Data excerpts
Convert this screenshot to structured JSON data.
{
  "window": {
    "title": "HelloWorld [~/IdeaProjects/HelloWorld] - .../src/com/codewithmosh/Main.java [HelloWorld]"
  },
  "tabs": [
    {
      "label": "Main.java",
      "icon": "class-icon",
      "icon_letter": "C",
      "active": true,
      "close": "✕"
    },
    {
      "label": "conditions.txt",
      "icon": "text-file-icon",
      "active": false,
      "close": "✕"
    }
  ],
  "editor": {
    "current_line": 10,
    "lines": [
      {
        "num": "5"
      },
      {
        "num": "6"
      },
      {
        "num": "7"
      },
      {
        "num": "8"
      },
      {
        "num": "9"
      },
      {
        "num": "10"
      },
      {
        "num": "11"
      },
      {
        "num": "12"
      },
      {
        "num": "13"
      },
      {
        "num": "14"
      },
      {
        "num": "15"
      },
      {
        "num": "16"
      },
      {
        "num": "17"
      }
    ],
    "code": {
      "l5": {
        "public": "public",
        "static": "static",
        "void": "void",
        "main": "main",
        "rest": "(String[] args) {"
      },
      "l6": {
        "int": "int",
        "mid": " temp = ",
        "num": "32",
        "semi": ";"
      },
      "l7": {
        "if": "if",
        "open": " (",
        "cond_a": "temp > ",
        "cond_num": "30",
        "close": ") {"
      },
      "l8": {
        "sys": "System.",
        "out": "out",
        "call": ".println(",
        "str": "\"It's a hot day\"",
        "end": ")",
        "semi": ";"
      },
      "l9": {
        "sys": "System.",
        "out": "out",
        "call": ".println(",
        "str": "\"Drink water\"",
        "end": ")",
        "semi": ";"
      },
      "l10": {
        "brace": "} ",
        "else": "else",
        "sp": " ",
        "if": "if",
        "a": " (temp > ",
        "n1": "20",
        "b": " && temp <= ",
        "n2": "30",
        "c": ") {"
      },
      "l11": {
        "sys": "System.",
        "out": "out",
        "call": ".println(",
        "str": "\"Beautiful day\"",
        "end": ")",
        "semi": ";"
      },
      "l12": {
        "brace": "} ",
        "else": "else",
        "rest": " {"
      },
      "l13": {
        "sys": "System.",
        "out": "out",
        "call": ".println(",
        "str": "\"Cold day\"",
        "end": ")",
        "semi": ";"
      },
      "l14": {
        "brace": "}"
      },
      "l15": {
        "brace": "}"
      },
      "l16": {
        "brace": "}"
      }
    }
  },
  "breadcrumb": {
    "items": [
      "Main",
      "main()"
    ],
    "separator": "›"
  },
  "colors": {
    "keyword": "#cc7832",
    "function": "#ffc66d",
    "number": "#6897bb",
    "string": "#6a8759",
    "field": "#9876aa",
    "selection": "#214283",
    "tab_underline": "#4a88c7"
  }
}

## Stated task
Your task is to repeat the data exactly; please include every line.

## Full output
Convert this screenshot to structured JSON data.
{
  "window": {
    "title": "HelloWorld [~/IdeaProjects/HelloWorld] - .../src/com/codewithmosh/Main.java [HelloWorld]"
  },
  "tabs": [
    {
      "label": "Main.java",
      "icon": "class-icon",
      "icon_letter": "C",
      "active": true,
      "close": "✕"
    },
    {
      "label": "conditions.txt",
      "icon": "text-file-icon",
      "active": false,
      "close": "✕"
    }
  ],
  "editor": {
    "current_line": 10,
    "lines": [
      {
        "num": "5"
      },
      {
        "num": "6"
      },
      {
        "num": "7"
      },
      {
        "num": "8"
      },
      {
        "num": "9"
      },
      {
        "num": "10"
      },
      {
        "num": "11"
      },
      {
        "num": "12"
      },
      {
        "num": "13"
      },
      {
        "num": "14"
      },
      {
        "num": "15"
      },
      {
        "num": "16"
      },
      {
        "num": "17"
      }
    ],
    "code": {
      "l5": {
        "public": "public",
        "static": "static",
        "void": "void",
        "main": "main",
        "rest": "(String[] args) {"
      },
      "l6": {
        "int": "int",
        "mid": " temp = ",
        "num": "32",
        "semi": ";"
      },
      "l7": {
        "if": "if",
        "open": " (",
        "cond_a": "temp > ",
        "cond_num": "30",
        "close": ") {"
      },
      "l8": {
        "sys": "System.",
        "out": "out",
        "call": ".println(",
        "str": "\"It's a hot day\"",
        "end": ")",
        "semi": ";"
      },
      "l9": {
        "sys": "System.",
        "out": "out",
        "call": ".println(",
        "str": "\"Drink water\"",
        "end": ")",
        "semi": ";"
      },
      "l10": {
        "brace": "} ",
        "else": "else",
        "sp": " ",
        "if": "if",
        "a": " (temp > ",
        "n1": "20",
        "b": " && temp <= ",
        "n2": "30",
        "c": ") {"
      },
      "l11": {
        "sys": "System.",
        "out": "out",
        "call": ".println(",
        "str": "\"Beautiful day\"",
        "end": ")",
        "semi": ";"
      },
      "l12": {
        "brace": "} ",
        "else": "else",
        "rest": " {"
      },
      "l13": {
        "sys": "System.",
        "out": "out",
        "call": ".println(",
        "str": "\"Cold day\"",
        "end": ")",
        "semi": ";"
      },
      "l14": {
        "brace": "}"
      },
      "l15": {
        "brace": "}"
      },
      "l16": {
        "brace": "}"
      }
    }
  },
  "breadcrumb": {
    "items": [
      "Main",
      "main()"
    ],
    "separator": "›"
  },
  "colors": {
    "keyword": "#cc7832",
    "function": "#ffc66d",
    "number": "#6897bb",
    "string": "#6a8759",
    "field": "#9876aa",
    "selection": "#214283",
    "tab_underline": "#4a88c7"
  }
}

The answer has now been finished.